[Stored items]
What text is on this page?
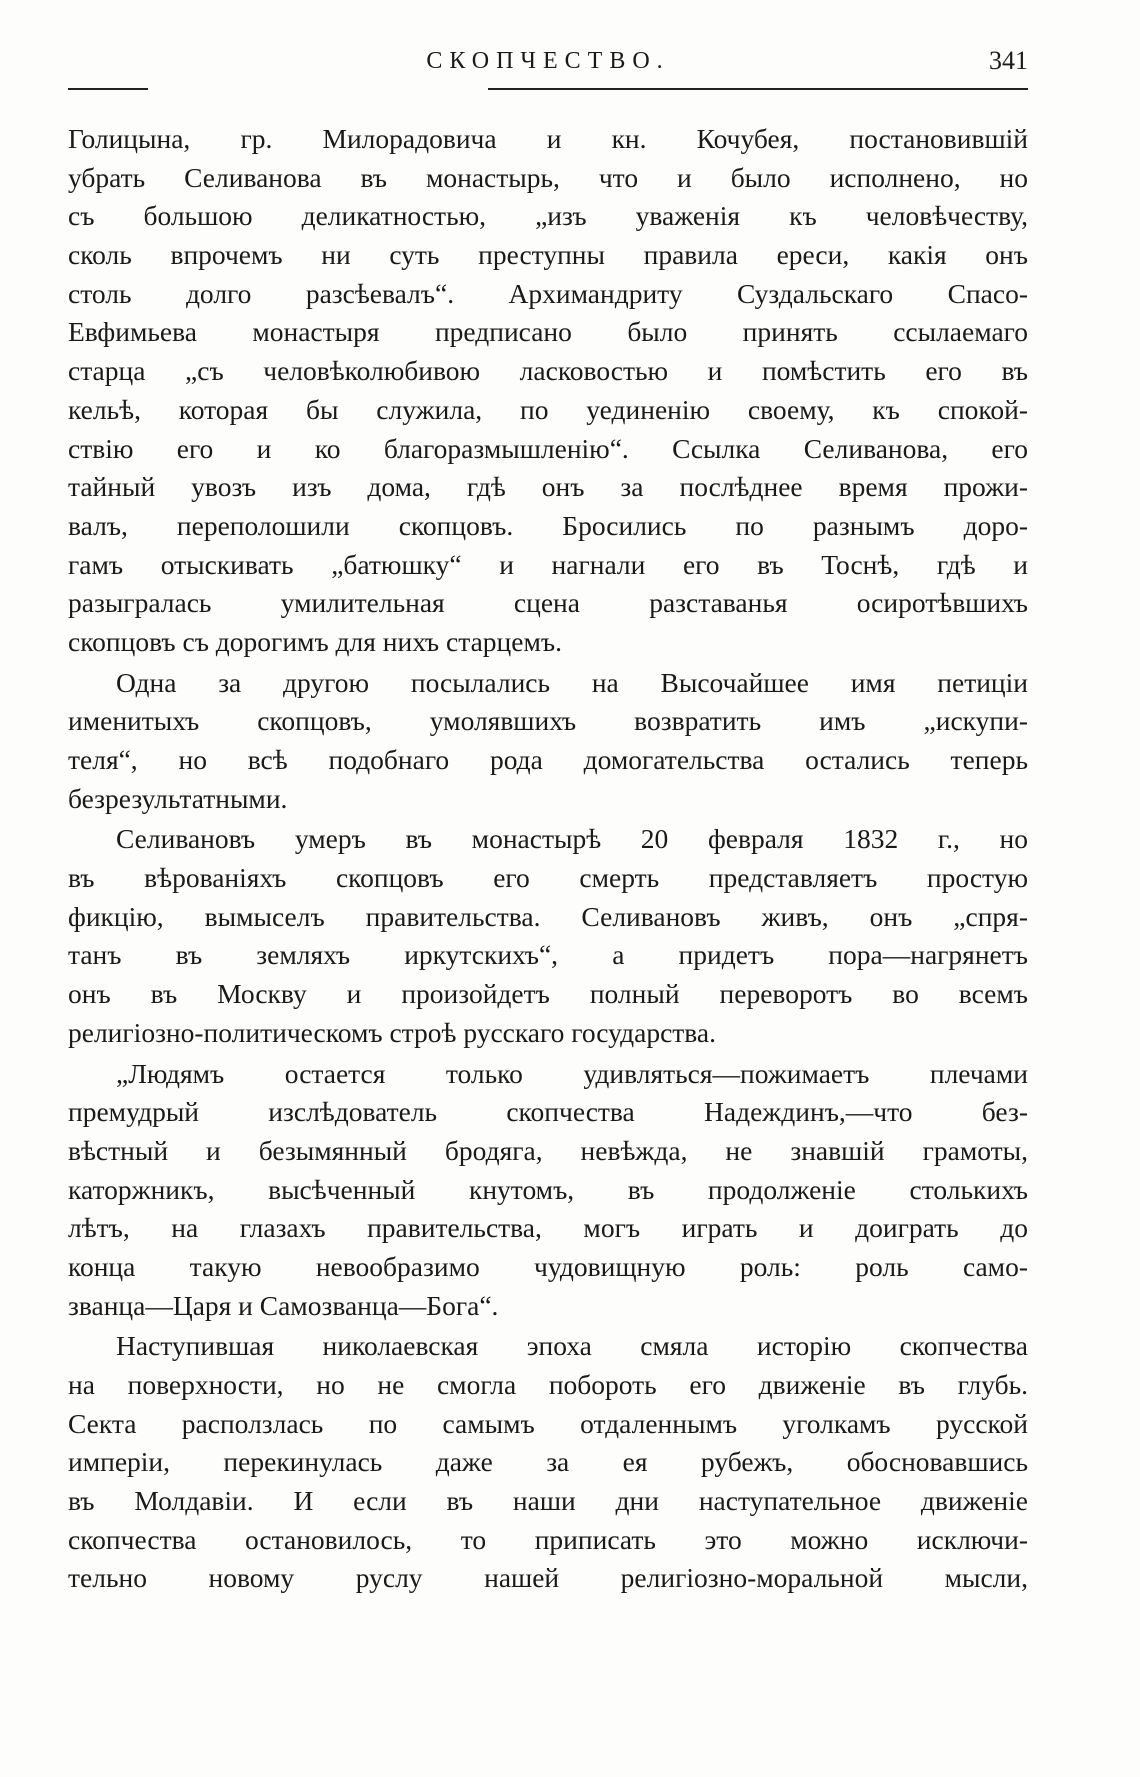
СКОПЧЕСТВО.	341
Голицына, гр. Милорадовича и кн. Кочубея, постановившій
убрать Селиванова въ монастырь, что и было исполнено, но
съ большою деликатностью, „изъ уваженія къ человѣчеству,
сколь впрочемъ ни суть преступны правила ереси, какія онъ
столь долго разсѣевалъ“. Архимандриту Суздальскаго Спасо-
Евфимьева монастыря предписано было принять ссылаемаго
старца „съ человѣколюбивою ласковостью и помѣстить его въ
кельѣ, которая бы служила, по уединенію своему, къ спокой-
ствію его и ко благоразмышленію“. Ссылка Селиванова, его
тайный увозъ изъ дома, гдѣ онъ за послѣднее время прожи-
валъ, переполошили скопцовъ. Бросились по разнымъ доро-
гамъ отыскивать „батюшку“ и нагнали его въ Тоснѣ, гдѣ и
разыгралась умилительная сцена разставанья осиротѣвшихъ
скопцовъ съ дорогимъ для нихъ старцемъ.
Одна за другою посылались на Высочайшее имя петиціи
именитыхъ скопцовъ, умолявшихъ возвратить имъ „искупи-
теля“, но всѣ подобнаго рода домогательства остались теперь
безрезультатными.
Селивановъ умеръ въ монастырѣ 20 февраля 1832 г., но
въ вѣрованіяхъ скопцовъ его смерть представляетъ простую
фикцію, вымыселъ правительства. Селивановъ живъ, онъ „спря-
танъ въ земляхъ иркутскихъ“, а придетъ пора—нагрянетъ
онъ въ Москву и произойдетъ полный переворотъ во всемъ
религіозно-политическомъ строѣ русскаго государства.
„Людямъ остается только удивляться—пожимаетъ плечами
премудрый изслѣдователь скопчества Надеждинъ,—что без-
вѣстный и безымянный бродяга, невѣжда, не знавшій грамоты,
каторжникъ, высѣченный кнутомъ, въ продолженіе столькихъ
лѣтъ, на глазахъ правительства, могъ играть и доиграть до
конца такую невообразимо чудовищную роль: роль само-
званца—Царя и Самозванца—Бога“.
Наступившая николаевская эпоха смяла исторію скопчества
на поверхности, но не смогла побороть его движеніе въ глубь.
Секта расползлась по самымъ отдаленнымъ уголкамъ русской
имперіи, перекинулась даже за ея рубежъ, обосновавшись
въ Молдавіи. И если въ наши дни наступательное движеніе
скопчества остановилось, то приписать это можно исключи-
тельно новому руслу нашей религіозно-моральной мысли,
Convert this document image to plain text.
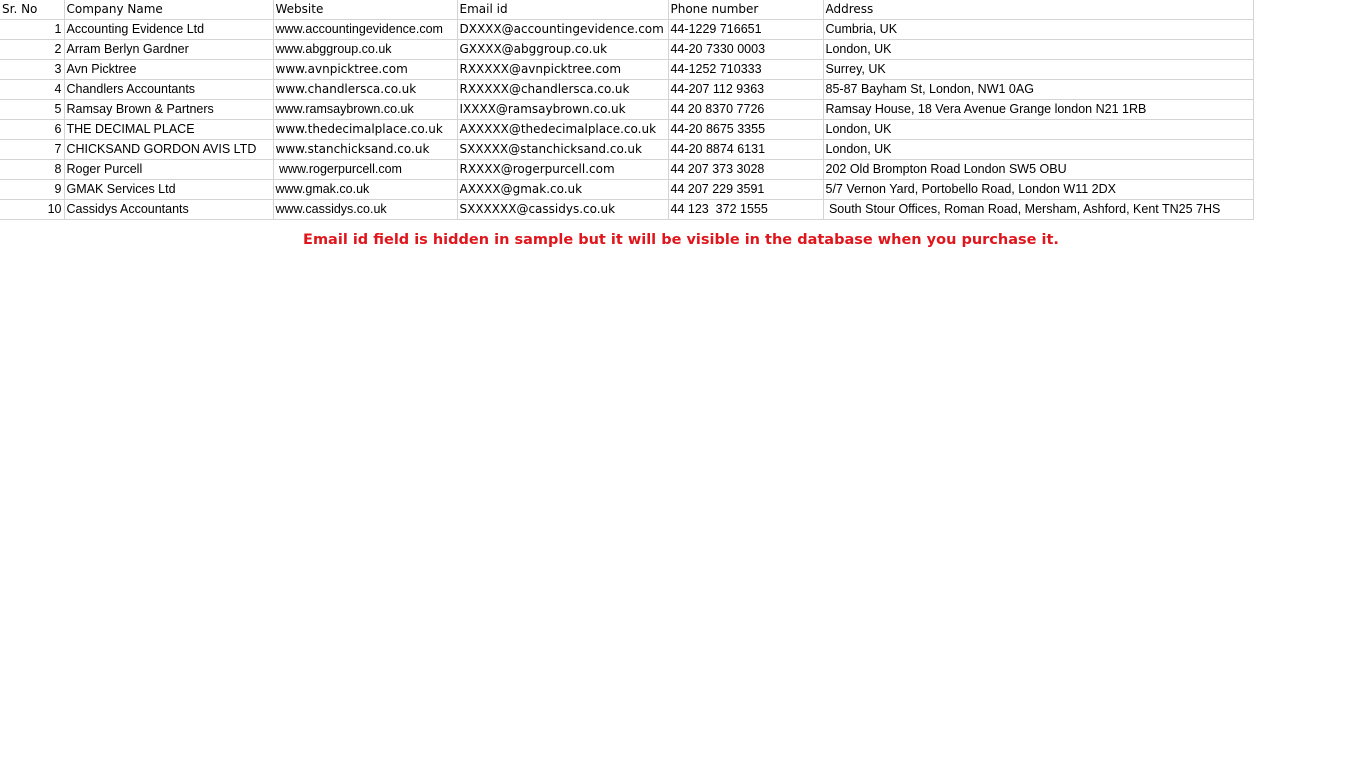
Sr. No	Company Name	Website	Email id	Phone number	Address
1	Accounting Evidence Ltd	www.accountingevidence.com	DXXXX@accountingevidence.com	44-1229 716651	Cumbria, UK
2	Arram Berlyn Gardner	www.abggroup.co.uk	GXXXX@abggroup.co.uk	44-20 7330 0003	London, UK
3	Avn Picktree	www.avnpicktree.com	RXXXXX@avnpicktree.com	44-1252 710333	Surrey, UK
4	Chandlers Accountants	www.chandlersca.co.uk	RXXXXX@chandlersca.co.uk	44-207 112 9363	85-87 Bayham St, London, NW1 0AG
5	Ramsay Brown & Partners	www.ramsaybrown.co.uk	IXXXX@ramsaybrown.co.uk	44 20 8370 7726	Ramsay House, 18 Vera Avenue Grange london N21 1RB
6	THE DECIMAL PLACE	www.thedecimalplace.co.uk	AXXXXX@thedecimalplace.co.uk	44-20 8675 3355	London, UK
7	CHICKSAND GORDON AVIS LTD	www.stanchicksand.co.uk	SXXXXX@stanchicksand.co.uk	44-20 8874 6131	London, UK
8	Roger Purcell	www.rogerpurcell.com	RXXXX@rogerpurcell.com	44 207 373 3028	202 Old Brompton Road London SW5 OBU
9	GMAK Services Ltd	www.gmak.co.uk	AXXXX@gmak.co.uk	44 207 229 3591	5/7 Vernon Yard, Portobello Road, London W11 2DX
10	Cassidys Accountants	www.cassidys.co.uk	SXXXXXX@cassidys.co.uk	44 123  372 1555	South Stour Offices, Roman Road, Mersham, Ashford, Kent TN25 7HS
Email id field is hidden in sample but it will be visible in the database when you purchase it.
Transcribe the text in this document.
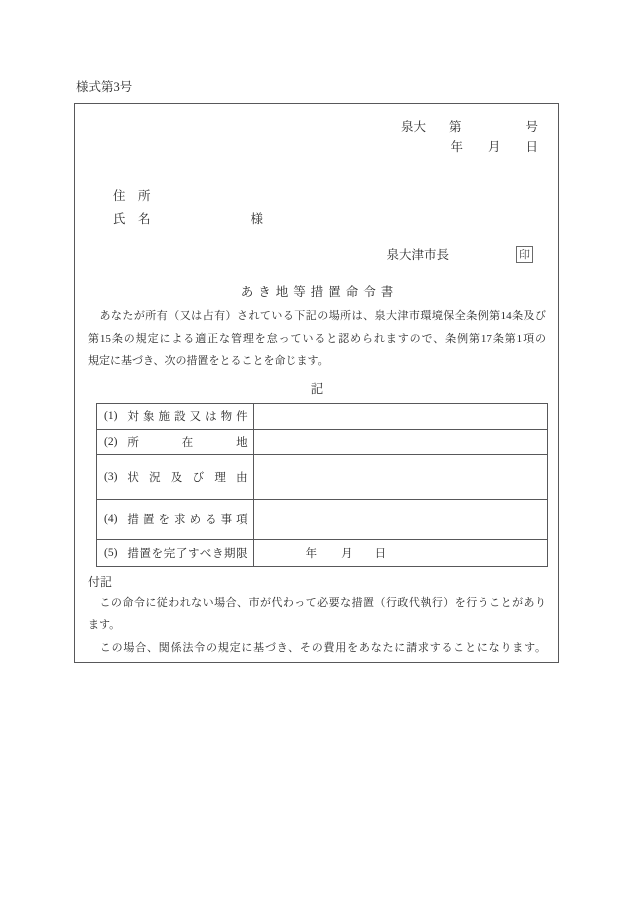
様式第3号
泉大 第	号
年 月 日
住　所
氏　名	様
泉大津市長	印
あき地等措置命令書
　あなたが所有（又は占有）されている下記の場所は、泉大津市環境保全条例第14条及び
第15条の規定による適正な管理を怠っていると認められますので、条例第17条第1項の
規定に基づき、次の措置をとることを命じます。
記
(1) 対象施設又は物件	

(2) 所在地	

(3) 状況及び理由	

(4) 措置を求める事項	

(5) 措置を完了すべき期限	年 月 日
付記
　この命令に従われない場合、市が代わって必要な措置（行政代執行）を行うことがあり
ます。
　この場合、関係法令の規定に基づき、その費用をあなたに請求することになります。
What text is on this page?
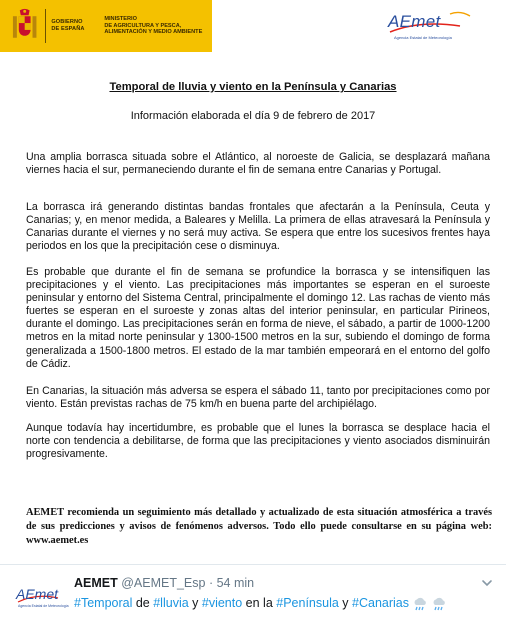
GOBIERNO
DE ESPAÑA
MINISTERIO
DE AGRICULTURA Y PESCA,
ALIMENTACIÓN Y MEDIO AMBIENTE
AEmet
Agencia Estatal de Meteorología
Temporal de lluvia y viento en la Península y Canarias
Información elaborada el día 9 de febrero de 2017

Una amplia borrasca situada sobre el Atlántico, al noroeste de Galicia, se desplazará mañana viernes hacia el sur, permaneciendo durante el fin de semana entre Canarias y Portugal.

La borrasca irá generando distintas bandas frontales que afectarán a la Península, Ceuta y Canarias; y, en menor medida, a Baleares y Melilla. La primera de ellas atravesará la Península y Canarias durante el viernes y no será muy activa. Se espera que entre los sucesivos frentes haya periodos en los que la precipitación cese o disminuya.

Es probable que durante el fin de semana se profundice la borrasca y se intensifiquen las precipitaciones y el viento. Las precipitaciones más importantes se esperan en el suroeste peninsular y entorno del Sistema Central, principalmente el domingo 12. Las rachas de viento más fuertes se esperan en el suroeste y zonas altas del interior peninsular, en particular Pirineos, durante el domingo. Las precipitaciones serán en forma de nieve, el sábado, a partir de 1000-1200 metros en la mitad norte peninsular y 1300-1500 metros en la sur, subiendo el domingo de forma generalizada a 1500-1800 metros. El estado de la mar también empeorará en el entorno del golfo de Cádiz.

En Canarias, la situación más adversa se espera el sábado 11, tanto por precipitaciones como por viento. Están previstas rachas de 75 km/h en buena parte del archipiélago.

Aunque todavía hay incertidumbre, es probable que el lunes la borrasca se desplace hacia el norte con tendencia a debilitarse, de forma que las precipitaciones y viento asociados disminuirán progresivamente.

AEMET recomienda un seguimiento más detallado y actualizado de esta situación atmosférica a través de sus predicciones y avisos de fenómenos adversos. Todo ello puede consultarse en su página web: www.aemet.es

AEmet
Agencia Estatal de Meteorología
AEMET @AEMET_Esp · 54 min
#Temporal de #lluvia y #viento en la #Península y #Canarias
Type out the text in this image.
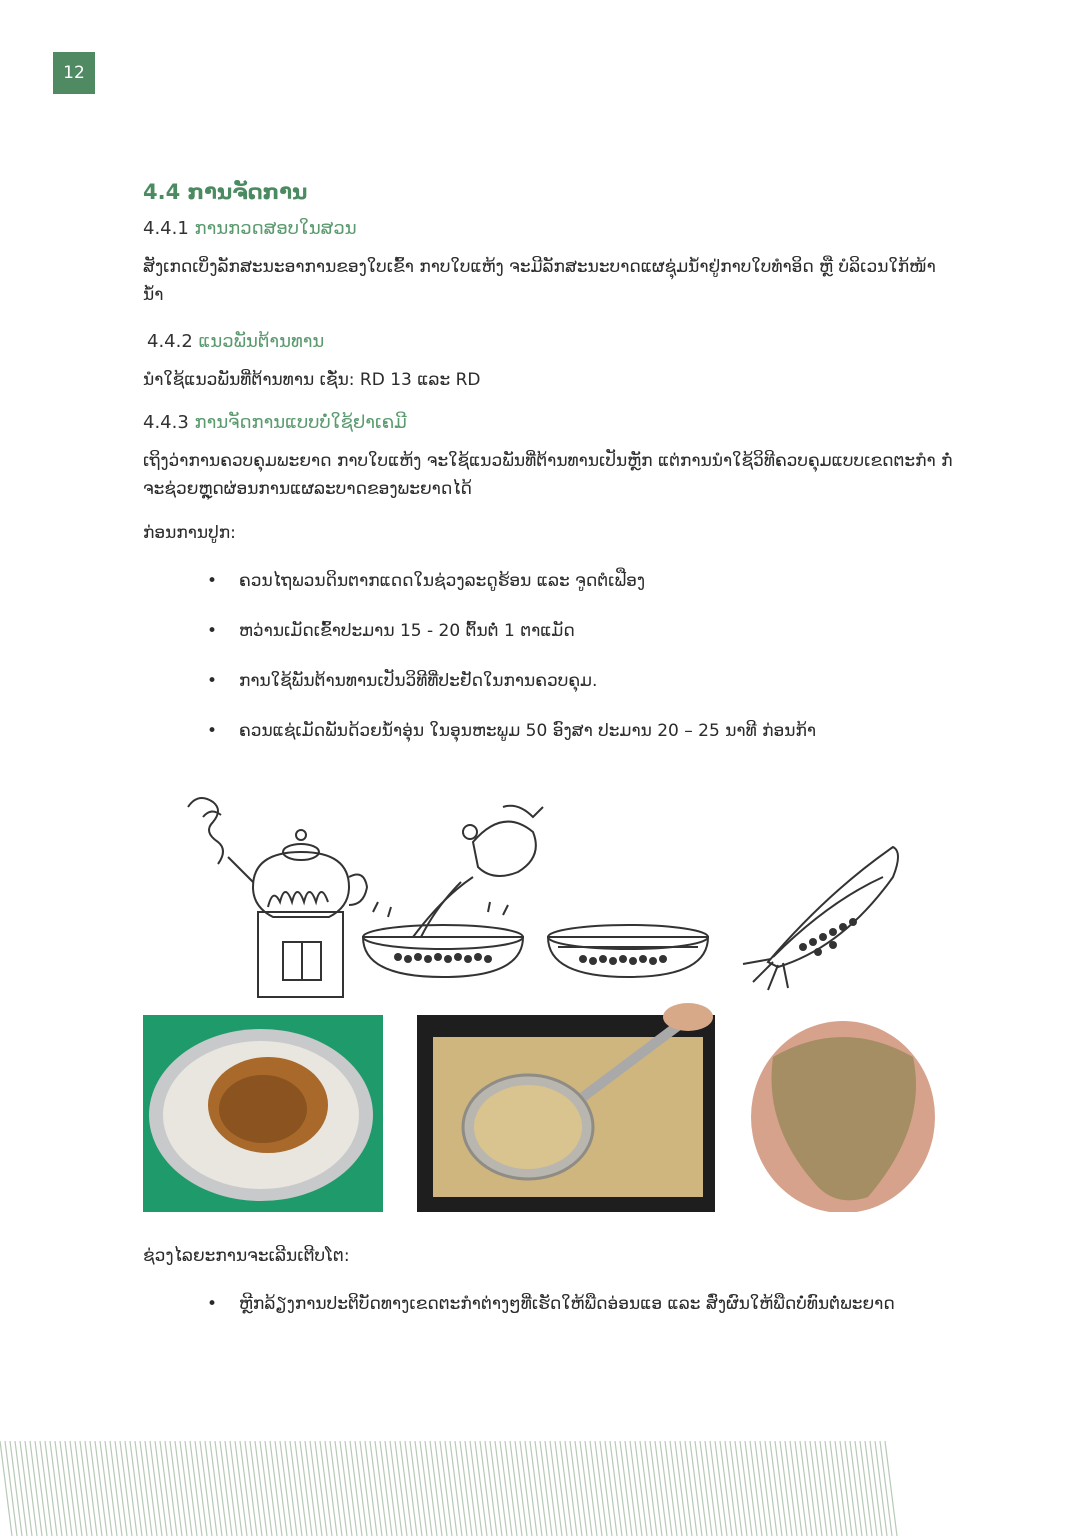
12
4.4 ການຈັດການ
4.4.1 ການກວດສອບໃນສວນ

ສັງເກດເບິ່ງລັກສະນະອາການຂອງໃບເຂົ້າ ກາບໃບແຫ້ງ ຈະມີລັກສະນະບາດແຜຊຸ່ມນໍ້າຢູ່ກາບໃບທໍາອິດ ຫຼື ບໍລິເວນໃກ້ໜ້ານໍ້າ

4.4.2 ແນວພັນຕ້ານທານ

ນໍາໃຊ້ແນວພັນທີ່ຕ້ານທານ ເຊັ່ນ: RD 13 ແລະ RD

4.4.3 ການຈັດການແບບບໍ່ໃຊ້ຢາເຄມີ

ເຖິງວ່າການຄວບຄຸມພະຍາດ ກາບໃບແຫ້ງ ຈະໃຊ້ແນວພັນທີ່ຕ້ານທານເປັນຫຼັກ ແຕ່ການນໍາໃຊ້ວິທີຄວບຄຸມແບບເຂດຕະກໍາ ກໍ່ຈະຊ່ວຍຫຼຸດຜ່ອນການແຜລະບາດຂອງພະຍາດໄດ້

ກ່ອນການປູກ:

• ຄວນໄຖພວນດິນຕາກແດດໃນຊ່ວງລະດູຮ້ອນ ແລະ ຈູດຕໍເຟືອງ
• ຫວ່ານເມັດເຂົ້າປະມານ 15 - 20 ຕົ້ນຕໍ່ 1 ຕາແມັດ
• ການໃຊ້ພັນຕ້ານທານເປັນວິທີທີ່ປະຢັດໃນການຄວບຄຸມ.
• ຄວນແຊ່ເມັດພັນດ້ວຍນໍ້າອຸ່ນ ໃນອຸນຫະພູມ 50 ອົງສາ ປະມານ 20 – 25 ນາທີ ກ່ອນກ້າ

ຊ່ວງໄລຍະການຈະເລີນເຕີບໂຕ:

• ຫຼີກລ້ຽງການປະຕິບັດທາງເຂດຕະກໍາຕ່າງໆທີ່ເຮັດໃຫ້ພືດອ່ອນແອ ແລະ ສົ່ງຜົນໃຫ້ພືດບໍ່ທົນຕໍ່ພະຍາດ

§ TASK DETAILS
Filter out all lines lacking the word "скопцовъ" and copy the rest.

§ FINAL RESULT
валъ, переполошили скопцовъ. Бросились по разнымъ доро-
скопцовъ съ дорогимъ для нихъ старцемъ.
именитыхъ скопцовъ, умолявшихъ возвратить имъ „искупи-
въ вѣрованіяхъ скопцовъ его смерть представляетъ простую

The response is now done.